- **Job**: Write out every entry exactly as it appears.

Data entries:
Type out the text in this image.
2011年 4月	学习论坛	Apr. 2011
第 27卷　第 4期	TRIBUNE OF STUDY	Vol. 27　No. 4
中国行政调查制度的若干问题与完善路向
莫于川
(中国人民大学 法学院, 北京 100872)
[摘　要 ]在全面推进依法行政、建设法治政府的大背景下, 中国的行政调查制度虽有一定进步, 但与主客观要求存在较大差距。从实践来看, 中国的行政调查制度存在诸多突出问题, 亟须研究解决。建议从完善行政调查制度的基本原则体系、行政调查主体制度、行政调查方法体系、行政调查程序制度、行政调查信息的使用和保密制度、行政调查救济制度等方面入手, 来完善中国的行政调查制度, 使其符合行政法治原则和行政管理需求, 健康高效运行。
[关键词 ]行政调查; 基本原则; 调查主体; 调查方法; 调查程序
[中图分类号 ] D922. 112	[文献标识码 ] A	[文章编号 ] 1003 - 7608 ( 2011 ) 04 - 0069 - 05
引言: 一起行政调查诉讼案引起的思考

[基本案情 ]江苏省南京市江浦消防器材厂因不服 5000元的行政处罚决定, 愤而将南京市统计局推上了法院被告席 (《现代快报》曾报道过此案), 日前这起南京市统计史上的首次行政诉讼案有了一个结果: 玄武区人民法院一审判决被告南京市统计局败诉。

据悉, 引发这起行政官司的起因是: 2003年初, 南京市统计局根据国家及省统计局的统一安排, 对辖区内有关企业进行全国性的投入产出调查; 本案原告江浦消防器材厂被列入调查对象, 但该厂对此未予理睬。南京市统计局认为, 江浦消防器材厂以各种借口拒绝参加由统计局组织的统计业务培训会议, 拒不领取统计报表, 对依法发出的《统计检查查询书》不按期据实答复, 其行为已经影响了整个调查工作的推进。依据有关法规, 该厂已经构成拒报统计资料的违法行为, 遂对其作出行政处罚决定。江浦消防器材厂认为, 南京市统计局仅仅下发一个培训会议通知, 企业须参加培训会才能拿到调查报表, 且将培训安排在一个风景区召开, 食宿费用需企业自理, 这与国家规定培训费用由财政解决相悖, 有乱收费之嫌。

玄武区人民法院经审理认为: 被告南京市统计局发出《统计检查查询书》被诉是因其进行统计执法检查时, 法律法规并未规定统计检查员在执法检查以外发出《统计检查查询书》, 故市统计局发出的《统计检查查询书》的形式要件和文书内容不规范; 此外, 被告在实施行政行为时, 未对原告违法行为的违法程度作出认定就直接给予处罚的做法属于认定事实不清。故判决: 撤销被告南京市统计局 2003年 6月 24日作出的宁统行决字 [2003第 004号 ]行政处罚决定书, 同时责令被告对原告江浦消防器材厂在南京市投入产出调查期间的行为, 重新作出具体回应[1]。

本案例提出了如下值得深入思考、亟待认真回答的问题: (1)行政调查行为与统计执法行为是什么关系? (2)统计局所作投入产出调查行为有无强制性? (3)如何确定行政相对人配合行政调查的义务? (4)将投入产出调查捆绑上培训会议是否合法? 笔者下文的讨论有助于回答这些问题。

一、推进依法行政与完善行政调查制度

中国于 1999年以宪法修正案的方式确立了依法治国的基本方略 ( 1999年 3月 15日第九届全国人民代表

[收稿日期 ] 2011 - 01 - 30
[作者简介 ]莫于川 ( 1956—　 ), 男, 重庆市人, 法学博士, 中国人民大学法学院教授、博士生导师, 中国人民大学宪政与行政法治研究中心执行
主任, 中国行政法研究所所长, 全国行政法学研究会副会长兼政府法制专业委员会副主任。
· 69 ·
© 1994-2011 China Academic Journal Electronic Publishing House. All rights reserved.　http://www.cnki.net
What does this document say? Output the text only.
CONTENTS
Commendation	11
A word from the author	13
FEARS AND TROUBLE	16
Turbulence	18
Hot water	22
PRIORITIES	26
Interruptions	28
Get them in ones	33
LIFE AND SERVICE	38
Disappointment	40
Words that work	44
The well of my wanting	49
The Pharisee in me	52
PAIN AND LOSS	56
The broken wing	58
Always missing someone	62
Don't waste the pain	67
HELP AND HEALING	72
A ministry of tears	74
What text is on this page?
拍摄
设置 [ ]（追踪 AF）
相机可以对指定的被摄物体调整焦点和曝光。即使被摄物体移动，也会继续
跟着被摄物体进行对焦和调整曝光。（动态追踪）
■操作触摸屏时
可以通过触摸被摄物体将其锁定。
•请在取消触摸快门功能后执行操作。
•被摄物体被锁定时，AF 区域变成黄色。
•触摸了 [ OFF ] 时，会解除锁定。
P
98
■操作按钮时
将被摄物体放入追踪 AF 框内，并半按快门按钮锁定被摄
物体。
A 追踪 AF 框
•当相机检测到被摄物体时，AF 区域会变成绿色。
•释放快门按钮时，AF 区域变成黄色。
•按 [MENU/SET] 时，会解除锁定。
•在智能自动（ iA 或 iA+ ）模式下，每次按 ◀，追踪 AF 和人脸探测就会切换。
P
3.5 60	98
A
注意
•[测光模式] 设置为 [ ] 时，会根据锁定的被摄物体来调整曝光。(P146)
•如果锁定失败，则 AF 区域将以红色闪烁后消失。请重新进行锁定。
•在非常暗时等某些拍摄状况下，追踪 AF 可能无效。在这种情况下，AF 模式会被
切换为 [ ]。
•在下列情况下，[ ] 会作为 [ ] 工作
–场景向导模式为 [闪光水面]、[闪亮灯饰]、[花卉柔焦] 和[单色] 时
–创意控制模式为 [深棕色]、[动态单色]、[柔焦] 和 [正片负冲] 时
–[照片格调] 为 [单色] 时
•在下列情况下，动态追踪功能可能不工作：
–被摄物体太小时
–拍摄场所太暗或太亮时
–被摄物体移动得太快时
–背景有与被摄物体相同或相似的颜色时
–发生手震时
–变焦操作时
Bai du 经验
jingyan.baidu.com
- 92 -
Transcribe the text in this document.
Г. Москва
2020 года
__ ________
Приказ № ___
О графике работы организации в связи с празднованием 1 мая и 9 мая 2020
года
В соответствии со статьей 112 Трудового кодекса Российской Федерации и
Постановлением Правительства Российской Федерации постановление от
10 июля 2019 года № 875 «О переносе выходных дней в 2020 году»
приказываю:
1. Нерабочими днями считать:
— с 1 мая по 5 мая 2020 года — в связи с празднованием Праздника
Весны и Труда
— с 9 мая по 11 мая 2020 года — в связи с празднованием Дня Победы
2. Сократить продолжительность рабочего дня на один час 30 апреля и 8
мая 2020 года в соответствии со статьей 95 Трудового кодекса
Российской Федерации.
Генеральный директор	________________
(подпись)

- **Output of the task**:
Type out the text in this image.
2011年 4月	学习论坛	Apr. 2011
第 27卷　第 4期	TRIBUNE OF STUDY	Vol. 27　No. 4
中国行政调查制度的若干问题与完善路向
莫于川
(中国人民大学 法学院, 北京 100872)
[摘　要 ]在全面推进依法行政、建设法治政府的大背景下, 中国的行政调查制度虽有一定进步, 但与主客观要求存在较大差距。从实践来看, 中国的行政调查制度存在诸多突出问题, 亟须研究解决。建议从完善行政调查制度的基本原则体系、行政调查主体制度、行政调查方法体系、行政调查程序制度、行政调查信息的使用和保密制度、行政调查救济制度等方面入手, 来完善中国的行政调查制度, 使其符合行政法治原则和行政管理需求, 健康高效运行。
[关键词 ]行政调查; 基本原则; 调查主体; 调查方法; 调查程序
[中图分类号 ] D922. 112	[文献标识码 ] A	[文章编号 ] 1003 - 7608 ( 2011 ) 04 - 0069 - 05
引言: 一起行政调查诉讼案引起的思考

[基本案情 ]江苏省南京市江浦消防器材厂因不服 5000元的行政处罚决定, 愤而将南京市统计局推上了法院被告席 (《现代快报》曾报道过此案), 日前这起南京市统计史上的首次行政诉讼案有了一个结果: 玄武区人民法院一审判决被告南京市统计局败诉。

据悉, 引发这起行政官司的起因是: 2003年初, 南京市统计局根据国家及省统计局的统一安排, 对辖区内有关企业进行全国性的投入产出调查; 本案原告江浦消防器材厂被列入调查对象, 但该厂对此未予理睬。南京市统计局认为, 江浦消防器材厂以各种借口拒绝参加由统计局组织的统计业务培训会议, 拒不领取统计报表, 对依法发出的《统计检查查询书》不按期据实答复, 其行为已经影响了整个调查工作的推进。依据有关法规, 该厂已经构成拒报统计资料的违法行为, 遂对其作出行政处罚决定。江浦消防器材厂认为, 南京市统计局仅仅下发一个培训会议通知, 企业须参加培训会才能拿到调查报表, 且将培训安排在一个风景区召开, 食宿费用需企业自理, 这与国家规定培训费用由财政解决相悖, 有乱收费之嫌。

玄武区人民法院经审理认为: 被告南京市统计局发出《统计检查查询书》被诉是因其进行统计执法检查时, 法律法规并未规定统计检查员在执法检查以外发出《统计检查查询书》, 故市统计局发出的《统计检查查询书》的形式要件和文书内容不规范; 此外, 被告在实施行政行为时, 未对原告违法行为的违法程度作出认定就直接给予处罚的做法属于认定事实不清。故判决: 撤销被告南京市统计局 2003年 6月 24日作出的宁统行决字 [2003第 004号 ]行政处罚决定书, 同时责令被告对原告江浦消防器材厂在南京市投入产出调查期间的行为, 重新作出具体回应[1]。

本案例提出了如下值得深入思考、亟待认真回答的问题: (1)行政调查行为与统计执法行为是什么关系? (2)统计局所作投入产出调查行为有无强制性? (3)如何确定行政相对人配合行政调查的义务? (4)将投入产出调查捆绑上培训会议是否合法? 笔者下文的讨论有助于回答这些问题。

一、推进依法行政与完善行政调查制度

中国于 1999年以宪法修正案的方式确立了依法治国的基本方略 ( 1999年 3月 15日第九届全国人民代表

[收稿日期 ] 2011 - 01 - 30
[作者简介 ]莫于川 ( 1956—　 ), 男, 重庆市人, 法学博士, 中国人民大学法学院教授、博士生导师, 中国人民大学宪政与行政法治研究中心执行
主任, 中国行政法研究所所长, 全国行政法学研究会副会长兼政府法制专业委员会副主任。
· 69 ·
© 1994-2011 China Academic Journal Electronic Publishing House. All rights reserved.　http://www.cnki.net
What does this document say? Output the text only.
CONTENTS
Commendation	11
A word from the author	13
FEARS AND TROUBLE	16
Turbulence	18
Hot water	22
PRIORITIES	26
Interruptions	28
Get them in ones	33
LIFE AND SERVICE	38
Disappointment	40
Words that work	44
The well of my wanting	49
The Pharisee in me	52
PAIN AND LOSS	56
The broken wing	58
Always missing someone	62
Don't waste the pain	67
HELP AND HEALING	72
A ministry of tears	74
What text is on this page?
拍摄
设置 [ ]（追踪 AF）
相机可以对指定的被摄物体调整焦点和曝光。即使被摄物体移动，也会继续
跟着被摄物体进行对焦和调整曝光。（动态追踪）
■操作触摸屏时
可以通过触摸被摄物体将其锁定。
•请在取消触摸快门功能后执行操作。
•被摄物体被锁定时，AF 区域变成黄色。
•触摸了 [ OFF ] 时，会解除锁定。
P
98
■操作按钮时
将被摄物体放入追踪 AF 框内，并半按快门按钮锁定被摄
物体。
A 追踪 AF 框
•当相机检测到被摄物体时，AF 区域会变成绿色。
•释放快门按钮时，AF 区域变成黄色。
•按 [MENU/SET] 时，会解除锁定。
•在智能自动（ iA 或 iA+ ）模式下，每次按 ◀，追踪 AF 和人脸探测就会切换。
P
3.5 60	98
A
注意
•[测光模式] 设置为 [ ] 时，会根据锁定的被摄物体来调整曝光。(P146)
•如果锁定失败，则 AF 区域将以红色闪烁后消失。请重新进行锁定。
•在非常暗时等某些拍摄状况下，追踪 AF 可能无效。在这种情况下，AF 模式会被
切换为 [ ]。
•在下列情况下，[ ] 会作为 [ ] 工作
–场景向导模式为 [闪光水面]、[闪亮灯饰]、[花卉柔焦] 和[单色] 时
–创意控制模式为 [深棕色]、[动态单色]、[柔焦] 和 [正片负冲] 时
–[照片格调] 为 [单色] 时
•在下列情况下，动态追踪功能可能不工作：
–被摄物体太小时
–拍摄场所太暗或太亮时
–被摄物体移动得太快时
–背景有与被摄物体相同或相似的颜色时
–发生手震时
–变焦操作时
Bai du 经验
jingyan.baidu.com
- 92 -
Transcribe the text in this document.
Г. Москва
2020 года
__ ________
Приказ № ___
О графике работы организации в связи с празднованием 1 мая и 9 мая 2020
года
В соответствии со статьей 112 Трудового кодекса Российской Федерации и
Постановлением Правительства Российской Федерации постановление от
10 июля 2019 года № 875 «О переносе выходных дней в 2020 году»
приказываю:
1. Нерабочими днями считать:
— с 1 мая по 5 мая 2020 года — в связи с празднованием Праздника
Весны и Труда
— с 9 мая по 11 мая 2020 года — в связи с празднованием Дня Победы
2. Сократить продолжительность рабочего дня на один час 30 апреля и 8
мая 2020 года в соответствии со статьей 95 Трудового кодекса
Российской Федерации.
Генеральный директор	________________
(подпись)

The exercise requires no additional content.